- _The task_: Tally the lines in the listing below that include "content". Answer with the count and nothing more.

- _Records provided_:

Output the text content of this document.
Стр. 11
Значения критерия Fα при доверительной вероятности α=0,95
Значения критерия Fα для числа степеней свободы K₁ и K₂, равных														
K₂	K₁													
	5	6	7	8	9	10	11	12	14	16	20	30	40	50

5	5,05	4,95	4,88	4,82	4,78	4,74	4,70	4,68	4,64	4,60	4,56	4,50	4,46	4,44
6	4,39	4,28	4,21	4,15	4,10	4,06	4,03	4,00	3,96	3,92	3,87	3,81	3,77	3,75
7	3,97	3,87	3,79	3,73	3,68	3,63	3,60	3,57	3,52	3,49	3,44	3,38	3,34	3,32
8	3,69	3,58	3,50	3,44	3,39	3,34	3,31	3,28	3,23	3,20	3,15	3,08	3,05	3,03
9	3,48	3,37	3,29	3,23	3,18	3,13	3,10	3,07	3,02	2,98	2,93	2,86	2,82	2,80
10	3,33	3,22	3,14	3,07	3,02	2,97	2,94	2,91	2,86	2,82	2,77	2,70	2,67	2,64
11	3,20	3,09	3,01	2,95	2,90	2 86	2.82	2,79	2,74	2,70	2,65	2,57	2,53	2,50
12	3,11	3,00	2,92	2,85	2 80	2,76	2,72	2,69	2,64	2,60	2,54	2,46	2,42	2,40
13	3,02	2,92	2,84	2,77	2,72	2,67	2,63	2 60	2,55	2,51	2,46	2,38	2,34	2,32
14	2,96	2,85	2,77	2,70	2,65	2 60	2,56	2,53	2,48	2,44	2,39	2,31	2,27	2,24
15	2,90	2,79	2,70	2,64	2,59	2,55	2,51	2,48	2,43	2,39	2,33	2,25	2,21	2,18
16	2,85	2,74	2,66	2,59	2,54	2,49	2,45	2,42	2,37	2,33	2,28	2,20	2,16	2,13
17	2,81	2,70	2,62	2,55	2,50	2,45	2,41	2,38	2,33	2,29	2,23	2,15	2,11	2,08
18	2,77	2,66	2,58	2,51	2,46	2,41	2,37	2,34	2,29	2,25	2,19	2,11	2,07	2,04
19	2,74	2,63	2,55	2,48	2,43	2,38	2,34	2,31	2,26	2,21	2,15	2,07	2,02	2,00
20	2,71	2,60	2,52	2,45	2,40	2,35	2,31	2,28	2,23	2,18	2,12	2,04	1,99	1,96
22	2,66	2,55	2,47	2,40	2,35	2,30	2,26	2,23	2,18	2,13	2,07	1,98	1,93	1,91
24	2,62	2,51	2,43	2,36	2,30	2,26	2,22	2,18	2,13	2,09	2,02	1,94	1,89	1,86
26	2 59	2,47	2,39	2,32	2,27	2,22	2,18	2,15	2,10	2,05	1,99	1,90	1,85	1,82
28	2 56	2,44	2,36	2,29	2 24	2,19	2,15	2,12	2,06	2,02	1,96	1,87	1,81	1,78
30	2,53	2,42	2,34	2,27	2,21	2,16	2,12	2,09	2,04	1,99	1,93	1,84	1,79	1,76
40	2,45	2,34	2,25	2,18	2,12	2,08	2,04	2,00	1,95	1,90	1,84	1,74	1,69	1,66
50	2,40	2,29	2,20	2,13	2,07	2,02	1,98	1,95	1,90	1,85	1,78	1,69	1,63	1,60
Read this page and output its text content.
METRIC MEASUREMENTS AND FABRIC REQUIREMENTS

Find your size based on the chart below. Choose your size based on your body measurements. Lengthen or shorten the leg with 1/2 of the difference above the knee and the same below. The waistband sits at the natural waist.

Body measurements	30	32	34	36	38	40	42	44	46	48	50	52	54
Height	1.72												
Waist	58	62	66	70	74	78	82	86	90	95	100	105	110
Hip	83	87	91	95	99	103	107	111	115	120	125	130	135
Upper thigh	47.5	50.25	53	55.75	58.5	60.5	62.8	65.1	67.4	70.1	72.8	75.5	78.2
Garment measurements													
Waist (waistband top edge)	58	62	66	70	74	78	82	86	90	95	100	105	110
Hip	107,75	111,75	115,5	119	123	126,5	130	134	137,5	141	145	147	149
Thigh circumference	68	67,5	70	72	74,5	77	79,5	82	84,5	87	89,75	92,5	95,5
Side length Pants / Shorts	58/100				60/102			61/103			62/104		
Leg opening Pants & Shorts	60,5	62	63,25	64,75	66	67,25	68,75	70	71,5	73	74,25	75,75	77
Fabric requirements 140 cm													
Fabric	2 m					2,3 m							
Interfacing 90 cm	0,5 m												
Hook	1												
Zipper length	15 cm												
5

- _Full solution_: 2